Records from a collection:

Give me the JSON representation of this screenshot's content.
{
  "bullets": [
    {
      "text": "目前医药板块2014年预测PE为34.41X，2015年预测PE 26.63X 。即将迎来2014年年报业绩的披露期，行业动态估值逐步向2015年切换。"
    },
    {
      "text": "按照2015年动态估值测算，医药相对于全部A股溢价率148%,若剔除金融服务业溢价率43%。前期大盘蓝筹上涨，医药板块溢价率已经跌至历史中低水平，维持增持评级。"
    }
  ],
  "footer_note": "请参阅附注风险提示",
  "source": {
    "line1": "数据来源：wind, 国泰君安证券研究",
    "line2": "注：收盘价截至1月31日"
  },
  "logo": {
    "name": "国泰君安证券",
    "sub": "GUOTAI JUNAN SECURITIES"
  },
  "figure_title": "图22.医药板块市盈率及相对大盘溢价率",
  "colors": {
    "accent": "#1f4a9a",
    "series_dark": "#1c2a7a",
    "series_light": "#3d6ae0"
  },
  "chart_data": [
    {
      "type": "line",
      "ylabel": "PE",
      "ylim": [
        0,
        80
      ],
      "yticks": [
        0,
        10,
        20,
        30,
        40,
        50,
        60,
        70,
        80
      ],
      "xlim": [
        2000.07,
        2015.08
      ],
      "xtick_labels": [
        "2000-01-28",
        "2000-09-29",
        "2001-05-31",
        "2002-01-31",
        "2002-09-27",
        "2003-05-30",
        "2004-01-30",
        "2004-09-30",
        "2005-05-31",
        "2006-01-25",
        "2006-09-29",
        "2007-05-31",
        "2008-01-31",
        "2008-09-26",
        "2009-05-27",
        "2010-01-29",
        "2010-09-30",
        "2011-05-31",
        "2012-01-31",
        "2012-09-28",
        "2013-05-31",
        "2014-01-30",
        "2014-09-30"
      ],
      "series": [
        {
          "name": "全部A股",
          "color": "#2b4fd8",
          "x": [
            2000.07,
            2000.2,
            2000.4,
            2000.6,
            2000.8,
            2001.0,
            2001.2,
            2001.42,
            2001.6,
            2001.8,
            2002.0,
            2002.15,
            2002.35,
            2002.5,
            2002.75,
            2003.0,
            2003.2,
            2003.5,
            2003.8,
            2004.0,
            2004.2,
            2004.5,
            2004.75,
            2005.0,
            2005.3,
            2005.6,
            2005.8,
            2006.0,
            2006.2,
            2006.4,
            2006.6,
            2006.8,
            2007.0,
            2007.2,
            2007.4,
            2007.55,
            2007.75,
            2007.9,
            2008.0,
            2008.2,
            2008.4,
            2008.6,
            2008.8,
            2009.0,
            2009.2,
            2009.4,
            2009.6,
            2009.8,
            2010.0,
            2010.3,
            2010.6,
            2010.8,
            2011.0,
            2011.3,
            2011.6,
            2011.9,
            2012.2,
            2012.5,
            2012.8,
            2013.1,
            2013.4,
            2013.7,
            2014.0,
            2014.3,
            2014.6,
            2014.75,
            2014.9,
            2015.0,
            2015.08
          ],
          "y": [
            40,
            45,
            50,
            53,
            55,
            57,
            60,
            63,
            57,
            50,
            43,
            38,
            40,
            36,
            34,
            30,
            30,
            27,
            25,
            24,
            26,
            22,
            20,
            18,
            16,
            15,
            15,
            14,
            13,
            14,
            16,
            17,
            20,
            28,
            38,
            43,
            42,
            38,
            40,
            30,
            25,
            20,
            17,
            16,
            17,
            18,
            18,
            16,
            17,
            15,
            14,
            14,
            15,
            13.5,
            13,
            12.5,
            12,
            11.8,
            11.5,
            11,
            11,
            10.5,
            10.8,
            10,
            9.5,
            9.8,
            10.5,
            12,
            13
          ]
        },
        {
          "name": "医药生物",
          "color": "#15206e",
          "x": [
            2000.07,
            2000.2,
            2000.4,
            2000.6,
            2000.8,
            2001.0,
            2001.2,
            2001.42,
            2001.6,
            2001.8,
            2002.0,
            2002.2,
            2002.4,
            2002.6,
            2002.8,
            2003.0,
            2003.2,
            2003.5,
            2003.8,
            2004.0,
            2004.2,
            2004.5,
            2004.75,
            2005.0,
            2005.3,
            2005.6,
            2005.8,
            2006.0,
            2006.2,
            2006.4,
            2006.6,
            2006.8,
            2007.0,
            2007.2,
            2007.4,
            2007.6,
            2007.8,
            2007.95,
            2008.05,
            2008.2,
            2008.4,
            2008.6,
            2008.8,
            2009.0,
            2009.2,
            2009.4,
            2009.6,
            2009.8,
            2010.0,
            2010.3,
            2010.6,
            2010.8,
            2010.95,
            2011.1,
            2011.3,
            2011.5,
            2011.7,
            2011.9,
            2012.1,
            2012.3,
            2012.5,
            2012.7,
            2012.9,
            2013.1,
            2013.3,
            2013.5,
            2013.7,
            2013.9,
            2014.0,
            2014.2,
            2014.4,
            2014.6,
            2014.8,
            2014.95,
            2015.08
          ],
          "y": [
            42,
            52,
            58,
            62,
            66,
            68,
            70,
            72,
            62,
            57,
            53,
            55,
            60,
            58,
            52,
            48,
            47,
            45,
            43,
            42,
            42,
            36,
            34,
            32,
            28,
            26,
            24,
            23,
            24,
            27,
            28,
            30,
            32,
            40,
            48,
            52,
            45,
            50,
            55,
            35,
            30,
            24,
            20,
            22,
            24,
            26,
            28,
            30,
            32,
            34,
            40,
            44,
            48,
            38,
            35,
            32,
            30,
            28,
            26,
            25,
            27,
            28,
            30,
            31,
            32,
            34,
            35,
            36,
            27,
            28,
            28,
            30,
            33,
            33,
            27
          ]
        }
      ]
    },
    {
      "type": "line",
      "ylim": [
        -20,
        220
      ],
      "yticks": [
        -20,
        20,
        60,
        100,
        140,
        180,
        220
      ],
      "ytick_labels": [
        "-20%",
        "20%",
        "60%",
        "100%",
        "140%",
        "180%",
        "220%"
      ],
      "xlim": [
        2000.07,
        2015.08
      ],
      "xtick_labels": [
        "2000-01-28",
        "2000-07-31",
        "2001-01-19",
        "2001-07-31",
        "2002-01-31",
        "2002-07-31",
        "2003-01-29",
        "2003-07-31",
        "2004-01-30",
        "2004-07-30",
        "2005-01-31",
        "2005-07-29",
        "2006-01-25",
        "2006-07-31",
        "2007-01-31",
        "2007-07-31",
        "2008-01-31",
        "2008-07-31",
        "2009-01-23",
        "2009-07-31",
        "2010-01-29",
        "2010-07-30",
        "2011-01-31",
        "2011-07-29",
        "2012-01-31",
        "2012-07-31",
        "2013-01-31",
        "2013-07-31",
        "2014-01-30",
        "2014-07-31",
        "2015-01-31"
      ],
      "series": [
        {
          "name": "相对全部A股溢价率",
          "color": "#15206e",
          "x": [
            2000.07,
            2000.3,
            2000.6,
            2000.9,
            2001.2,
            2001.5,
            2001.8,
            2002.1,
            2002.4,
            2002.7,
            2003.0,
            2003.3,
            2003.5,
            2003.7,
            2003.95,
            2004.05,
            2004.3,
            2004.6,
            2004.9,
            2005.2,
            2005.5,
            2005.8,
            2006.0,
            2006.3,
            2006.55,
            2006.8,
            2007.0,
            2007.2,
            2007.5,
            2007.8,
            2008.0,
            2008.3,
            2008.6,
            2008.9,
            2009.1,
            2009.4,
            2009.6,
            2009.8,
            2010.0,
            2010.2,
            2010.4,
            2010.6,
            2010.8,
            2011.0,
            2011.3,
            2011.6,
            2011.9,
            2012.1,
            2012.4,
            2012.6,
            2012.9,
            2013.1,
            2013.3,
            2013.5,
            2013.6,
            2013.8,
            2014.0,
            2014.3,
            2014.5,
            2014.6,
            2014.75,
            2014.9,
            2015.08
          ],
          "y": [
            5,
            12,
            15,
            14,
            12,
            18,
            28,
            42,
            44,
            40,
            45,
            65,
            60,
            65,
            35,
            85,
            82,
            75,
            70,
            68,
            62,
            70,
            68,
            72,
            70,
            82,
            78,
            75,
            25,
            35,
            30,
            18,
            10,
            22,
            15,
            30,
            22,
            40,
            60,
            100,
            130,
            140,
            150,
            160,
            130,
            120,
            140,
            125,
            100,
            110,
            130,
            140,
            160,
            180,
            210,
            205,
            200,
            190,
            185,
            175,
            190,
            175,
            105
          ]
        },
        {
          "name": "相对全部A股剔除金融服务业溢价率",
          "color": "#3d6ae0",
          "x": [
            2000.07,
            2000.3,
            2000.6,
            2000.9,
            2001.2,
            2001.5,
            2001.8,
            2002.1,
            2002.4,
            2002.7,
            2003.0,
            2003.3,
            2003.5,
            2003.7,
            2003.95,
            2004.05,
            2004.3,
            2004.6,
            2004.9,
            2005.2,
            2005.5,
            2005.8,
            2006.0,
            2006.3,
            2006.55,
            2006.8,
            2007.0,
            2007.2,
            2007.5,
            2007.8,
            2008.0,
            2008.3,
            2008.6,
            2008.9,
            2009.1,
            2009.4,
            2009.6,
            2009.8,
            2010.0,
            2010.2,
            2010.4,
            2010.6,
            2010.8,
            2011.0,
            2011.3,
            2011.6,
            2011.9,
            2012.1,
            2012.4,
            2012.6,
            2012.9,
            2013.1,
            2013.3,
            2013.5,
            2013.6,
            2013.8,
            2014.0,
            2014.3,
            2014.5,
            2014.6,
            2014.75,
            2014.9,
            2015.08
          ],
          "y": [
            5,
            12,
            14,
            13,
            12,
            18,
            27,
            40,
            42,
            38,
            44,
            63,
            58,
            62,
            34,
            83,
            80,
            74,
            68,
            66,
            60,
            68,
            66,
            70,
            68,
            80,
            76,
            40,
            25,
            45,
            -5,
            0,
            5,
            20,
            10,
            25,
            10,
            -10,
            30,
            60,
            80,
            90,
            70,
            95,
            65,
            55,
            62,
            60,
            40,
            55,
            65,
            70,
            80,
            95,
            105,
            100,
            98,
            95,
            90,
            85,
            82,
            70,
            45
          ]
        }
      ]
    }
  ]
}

*TASK*
Copy each line that contains the word "text".

*CORRECT RESULT*
      "text": "目前医药板块2014年预测PE为34.41X，2015年预测PE 26.63X 。即将迎来2014年年报业绩的披露期，行业动态估值逐步向2015年切换。"
      "text": "按照2015年动态估值测算，医药相对于全部A股溢价率148%,若剔除金融服务业溢价率43%。前期大盘蓝筹上涨，医药板块溢价率已经跌至历史中低水平，维持增持评级。"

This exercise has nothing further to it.